• **Aim**:
Print the entries below in their entirety, exactly as they are written.
[start Provided entries]
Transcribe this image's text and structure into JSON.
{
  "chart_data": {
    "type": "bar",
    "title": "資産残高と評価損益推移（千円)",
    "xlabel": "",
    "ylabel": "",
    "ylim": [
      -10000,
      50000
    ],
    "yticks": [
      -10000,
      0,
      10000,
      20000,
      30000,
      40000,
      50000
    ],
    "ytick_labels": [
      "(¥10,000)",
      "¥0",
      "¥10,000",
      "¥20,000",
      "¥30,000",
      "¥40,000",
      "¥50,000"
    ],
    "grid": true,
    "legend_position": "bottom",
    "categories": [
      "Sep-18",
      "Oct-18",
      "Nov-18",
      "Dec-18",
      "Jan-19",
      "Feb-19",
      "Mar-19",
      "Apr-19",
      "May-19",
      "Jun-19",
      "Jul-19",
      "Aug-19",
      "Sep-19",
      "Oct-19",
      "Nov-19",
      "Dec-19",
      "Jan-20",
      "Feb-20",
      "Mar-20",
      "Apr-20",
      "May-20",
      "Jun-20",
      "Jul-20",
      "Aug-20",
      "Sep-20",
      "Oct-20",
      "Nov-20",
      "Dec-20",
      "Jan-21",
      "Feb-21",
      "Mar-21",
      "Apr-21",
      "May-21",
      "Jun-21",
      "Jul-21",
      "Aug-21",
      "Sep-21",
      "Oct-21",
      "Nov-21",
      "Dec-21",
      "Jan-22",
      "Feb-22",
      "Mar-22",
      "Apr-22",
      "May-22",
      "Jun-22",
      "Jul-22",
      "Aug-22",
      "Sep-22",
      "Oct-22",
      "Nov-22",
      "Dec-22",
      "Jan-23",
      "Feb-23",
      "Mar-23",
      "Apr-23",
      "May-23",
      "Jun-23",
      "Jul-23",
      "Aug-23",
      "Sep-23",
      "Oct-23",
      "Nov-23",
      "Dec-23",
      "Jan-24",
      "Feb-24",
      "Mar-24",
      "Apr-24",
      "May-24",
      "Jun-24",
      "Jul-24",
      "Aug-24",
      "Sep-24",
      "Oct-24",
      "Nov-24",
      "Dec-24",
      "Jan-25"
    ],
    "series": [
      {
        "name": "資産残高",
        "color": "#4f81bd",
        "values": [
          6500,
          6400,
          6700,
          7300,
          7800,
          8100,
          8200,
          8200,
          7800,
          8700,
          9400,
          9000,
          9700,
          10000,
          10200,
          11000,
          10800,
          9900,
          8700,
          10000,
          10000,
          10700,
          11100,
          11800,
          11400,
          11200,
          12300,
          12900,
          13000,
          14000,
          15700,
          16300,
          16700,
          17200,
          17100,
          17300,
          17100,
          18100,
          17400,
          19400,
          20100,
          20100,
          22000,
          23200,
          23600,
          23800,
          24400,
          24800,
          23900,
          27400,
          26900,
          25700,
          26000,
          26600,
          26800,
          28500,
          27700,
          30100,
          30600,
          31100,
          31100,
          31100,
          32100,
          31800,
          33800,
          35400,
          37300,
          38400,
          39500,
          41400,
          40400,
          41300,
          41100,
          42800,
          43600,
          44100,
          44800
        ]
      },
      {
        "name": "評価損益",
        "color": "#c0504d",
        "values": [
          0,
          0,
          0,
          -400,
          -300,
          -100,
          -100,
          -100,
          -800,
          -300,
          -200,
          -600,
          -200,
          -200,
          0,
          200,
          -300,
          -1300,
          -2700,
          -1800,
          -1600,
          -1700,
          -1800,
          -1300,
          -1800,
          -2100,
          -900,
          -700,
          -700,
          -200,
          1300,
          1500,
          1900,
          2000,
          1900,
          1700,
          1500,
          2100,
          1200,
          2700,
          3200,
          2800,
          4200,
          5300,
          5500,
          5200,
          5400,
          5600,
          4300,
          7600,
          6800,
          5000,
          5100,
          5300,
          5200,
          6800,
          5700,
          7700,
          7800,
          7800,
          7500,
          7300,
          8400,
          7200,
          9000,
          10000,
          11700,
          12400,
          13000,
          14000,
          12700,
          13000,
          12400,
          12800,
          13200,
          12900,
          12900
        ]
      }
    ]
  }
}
[end Provided entries]
• **Exercise response**:
Transcribe this image's text and structure into JSON.
{
  "chart_data": {
    "type": "bar",
    "title": "資産残高と評価損益推移（千円)",
    "xlabel": "",
    "ylabel": "",
    "ylim": [
      -10000,
      50000
    ],
    "yticks": [
      -10000,
      0,
      10000,
      20000,
      30000,
      40000,
      50000
    ],
    "ytick_labels": [
      "(¥10,000)",
      "¥0",
      "¥10,000",
      "¥20,000",
      "¥30,000",
      "¥40,000",
      "¥50,000"
    ],
    "grid": true,
    "legend_position": "bottom",
    "categories": [
      "Sep-18",
      "Oct-18",
      "Nov-18",
      "Dec-18",
      "Jan-19",
      "Feb-19",
      "Mar-19",
      "Apr-19",
      "May-19",
      "Jun-19",
      "Jul-19",
      "Aug-19",
      "Sep-19",
      "Oct-19",
      "Nov-19",
      "Dec-19",
      "Jan-20",
      "Feb-20",
      "Mar-20",
      "Apr-20",
      "May-20",
      "Jun-20",
      "Jul-20",
      "Aug-20",
      "Sep-20",
      "Oct-20",
      "Nov-20",
      "Dec-20",
      "Jan-21",
      "Feb-21",
      "Mar-21",
      "Apr-21",
      "May-21",
      "Jun-21",
      "Jul-21",
      "Aug-21",
      "Sep-21",
      "Oct-21",
      "Nov-21",
      "Dec-21",
      "Jan-22",
      "Feb-22",
      "Mar-22",
      "Apr-22",
      "May-22",
      "Jun-22",
      "Jul-22",
      "Aug-22",
      "Sep-22",
      "Oct-22",
      "Nov-22",
      "Dec-22",
      "Jan-23",
      "Feb-23",
      "Mar-23",
      "Apr-23",
      "May-23",
      "Jun-23",
      "Jul-23",
      "Aug-23",
      "Sep-23",
      "Oct-23",
      "Nov-23",
      "Dec-23",
      "Jan-24",
      "Feb-24",
      "Mar-24",
      "Apr-24",
      "May-24",
      "Jun-24",
      "Jul-24",
      "Aug-24",
      "Sep-24",
      "Oct-24",
      "Nov-24",
      "Dec-24",
      "Jan-25"
    ],
    "series": [
      {
        "name": "資産残高",
        "color": "#4f81bd",
        "values": [
          6500,
          6400,
          6700,
          7300,
          7800,
          8100,
          8200,
          8200,
          7800,
          8700,
          9400,
          9000,
          9700,
          10000,
          10200,
          11000,
          10800,
          9900,
          8700,
          10000,
          10000,
          10700,
          11100,
          11800,
          11400,
          11200,
          12300,
          12900,
          13000,
          14000,
          15700,
          16300,
          16700,
          17200,
          17100,
          17300,
          17100,
          18100,
          17400,
          19400,
          20100,
          20100,
          22000,
          23200,
          23600,
          23800,
          24400,
          24800,
          23900,
          27400,
          26900,
          25700,
          26000,
          26600,
          26800,
          28500,
          27700,
          30100,
          30600,
          31100,
          31100,
          31100,
          32100,
          31800,
          33800,
          35400,
          37300,
          38400,
          39500,
          41400,
          40400,
          41300,
          41100,
          42800,
          43600,
          44100,
          44800
        ]
      },
      {
        "name": "評価損益",
        "color": "#c0504d",
        "values": [
          0,
          0,
          0,
          -400,
          -300,
          -100,
          -100,
          -100,
          -800,
          -300,
          -200,
          -600,
          -200,
          -200,
          0,
          200,
          -300,
          -1300,
          -2700,
          -1800,
          -1600,
          -1700,
          -1800,
          -1300,
          -1800,
          -2100,
          -900,
          -700,
          -700,
          -200,
          1300,
          1500,
          1900,
          2000,
          1900,
          1700,
          1500,
          2100,
          1200,
          2700,
          3200,
          2800,
          4200,
          5300,
          5500,
          5200,
          5400,
          5600,
          4300,
          7600,
          6800,
          5000,
          5100,
          5300,
          5200,
          6800,
          5700,
          7700,
          7800,
          7800,
          7500,
          7300,
          8400,
          7200,
          9000,
          10000,
          11700,
          12400,
          13000,
          14000,
          12700,
          13000,
          12400,
          12800,
          13200,
          12900,
          12900
        ]
      }
    ]
  }
}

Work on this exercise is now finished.